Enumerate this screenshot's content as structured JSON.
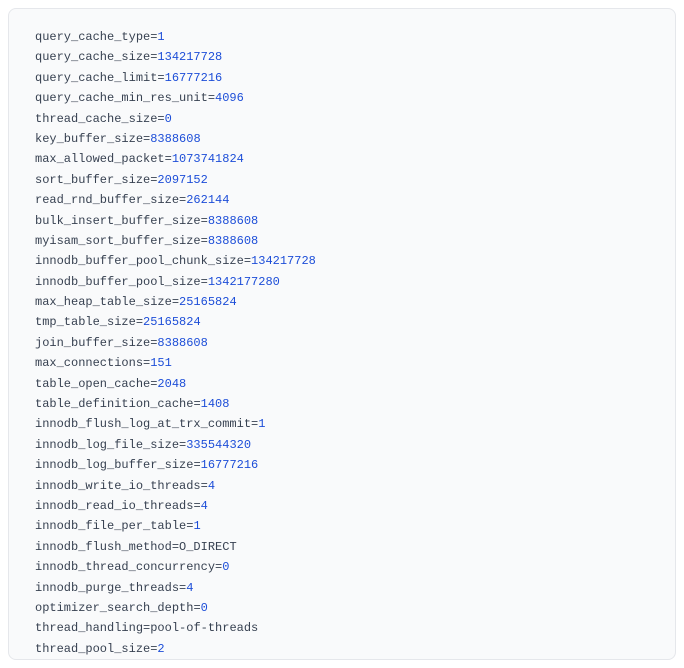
{
  "config": [
    {
      "key": "query_cache_type",
      "value": "1",
      "type": "num"
    },
    {
      "key": "query_cache_size",
      "value": "134217728",
      "type": "num"
    },
    {
      "key": "query_cache_limit",
      "value": "16777216",
      "type": "num"
    },
    {
      "key": "query_cache_min_res_unit",
      "value": "4096",
      "type": "num"
    },
    {
      "key": "thread_cache_size",
      "value": "0",
      "type": "num"
    },
    {
      "key": "key_buffer_size",
      "value": "8388608",
      "type": "num"
    },
    {
      "key": "max_allowed_packet",
      "value": "1073741824",
      "type": "num"
    },
    {
      "key": "sort_buffer_size",
      "value": "2097152",
      "type": "num"
    },
    {
      "key": "read_rnd_buffer_size",
      "value": "262144",
      "type": "num"
    },
    {
      "key": "bulk_insert_buffer_size",
      "value": "8388608",
      "type": "num"
    },
    {
      "key": "myisam_sort_buffer_size",
      "value": "8388608",
      "type": "num"
    },
    {
      "key": "innodb_buffer_pool_chunk_size",
      "value": "134217728",
      "type": "num"
    },
    {
      "key": "innodb_buffer_pool_size",
      "value": "1342177280",
      "type": "num"
    },
    {
      "key": "max_heap_table_size",
      "value": "25165824",
      "type": "num"
    },
    {
      "key": "tmp_table_size",
      "value": "25165824",
      "type": "num"
    },
    {
      "key": "join_buffer_size",
      "value": "8388608",
      "type": "num"
    },
    {
      "key": "max_connections",
      "value": "151",
      "type": "num"
    },
    {
      "key": "table_open_cache",
      "value": "2048",
      "type": "num"
    },
    {
      "key": "table_definition_cache",
      "value": "1408",
      "type": "num"
    },
    {
      "key": "innodb_flush_log_at_trx_commit",
      "value": "1",
      "type": "num"
    },
    {
      "key": "innodb_log_file_size",
      "value": "335544320",
      "type": "num"
    },
    {
      "key": "innodb_log_buffer_size",
      "value": "16777216",
      "type": "num"
    },
    {
      "key": "innodb_write_io_threads",
      "value": "4",
      "type": "num"
    },
    {
      "key": "innodb_read_io_threads",
      "value": "4",
      "type": "num"
    },
    {
      "key": "innodb_file_per_table",
      "value": "1",
      "type": "num"
    },
    {
      "key": "innodb_flush_method",
      "value": "O_DIRECT",
      "type": "str"
    },
    {
      "key": "innodb_thread_concurrency",
      "value": "0",
      "type": "num"
    },
    {
      "key": "innodb_purge_threads",
      "value": "4",
      "type": "num"
    },
    {
      "key": "optimizer_search_depth",
      "value": "0",
      "type": "num"
    },
    {
      "key": "thread_handling",
      "value": "pool-of-threads",
      "type": "str"
    },
    {
      "key": "thread_pool_size",
      "value": "2",
      "type": "num"
    }
  ]
}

◆ WHAT IS NEEDED ◆
Leave every image out, and retype the material exactly.

◆ FULL OUTPUT ◆
Enumerate this screenshot's content as structured JSON.
{
  "config": [
    {
      "key": "query_cache_type",
      "value": "1",
      "type": "num"
    },
    {
      "key": "query_cache_size",
      "value": "134217728",
      "type": "num"
    },
    {
      "key": "query_cache_limit",
      "value": "16777216",
      "type": "num"
    },
    {
      "key": "query_cache_min_res_unit",
      "value": "4096",
      "type": "num"
    },
    {
      "key": "thread_cache_size",
      "value": "0",
      "type": "num"
    },
    {
      "key": "key_buffer_size",
      "value": "8388608",
      "type": "num"
    },
    {
      "key": "max_allowed_packet",
      "value": "1073741824",
      "type": "num"
    },
    {
      "key": "sort_buffer_size",
      "value": "2097152",
      "type": "num"
    },
    {
      "key": "read_rnd_buffer_size",
      "value": "262144",
      "type": "num"
    },
    {
      "key": "bulk_insert_buffer_size",
      "value": "8388608",
      "type": "num"
    },
    {
      "key": "myisam_sort_buffer_size",
      "value": "8388608",
      "type": "num"
    },
    {
      "key": "innodb_buffer_pool_chunk_size",
      "value": "134217728",
      "type": "num"
    },
    {
      "key": "innodb_buffer_pool_size",
      "value": "1342177280",
      "type": "num"
    },
    {
      "key": "max_heap_table_size",
      "value": "25165824",
      "type": "num"
    },
    {
      "key": "tmp_table_size",
      "value": "25165824",
      "type": "num"
    },
    {
      "key": "join_buffer_size",
      "value": "8388608",
      "type": "num"
    },
    {
      "key": "max_connections",
      "value": "151",
      "type": "num"
    },
    {
      "key": "table_open_cache",
      "value": "2048",
      "type": "num"
    },
    {
      "key": "table_definition_cache",
      "value": "1408",
      "type": "num"
    },
    {
      "key": "innodb_flush_log_at_trx_commit",
      "value": "1",
      "type": "num"
    },
    {
      "key": "innodb_log_file_size",
      "value": "335544320",
      "type": "num"
    },
    {
      "key": "innodb_log_buffer_size",
      "value": "16777216",
      "type": "num"
    },
    {
      "key": "innodb_write_io_threads",
      "value": "4",
      "type": "num"
    },
    {
      "key": "innodb_read_io_threads",
      "value": "4",
      "type": "num"
    },
    {
      "key": "innodb_file_per_table",
      "value": "1",
      "type": "num"
    },
    {
      "key": "innodb_flush_method",
      "value": "O_DIRECT",
      "type": "str"
    },
    {
      "key": "innodb_thread_concurrency",
      "value": "0",
      "type": "num"
    },
    {
      "key": "innodb_purge_threads",
      "value": "4",
      "type": "num"
    },
    {
      "key": "optimizer_search_depth",
      "value": "0",
      "type": "num"
    },
    {
      "key": "thread_handling",
      "value": "pool-of-threads",
      "type": "str"
    },
    {
      "key": "thread_pool_size",
      "value": "2",
      "type": "num"
    }
  ]
}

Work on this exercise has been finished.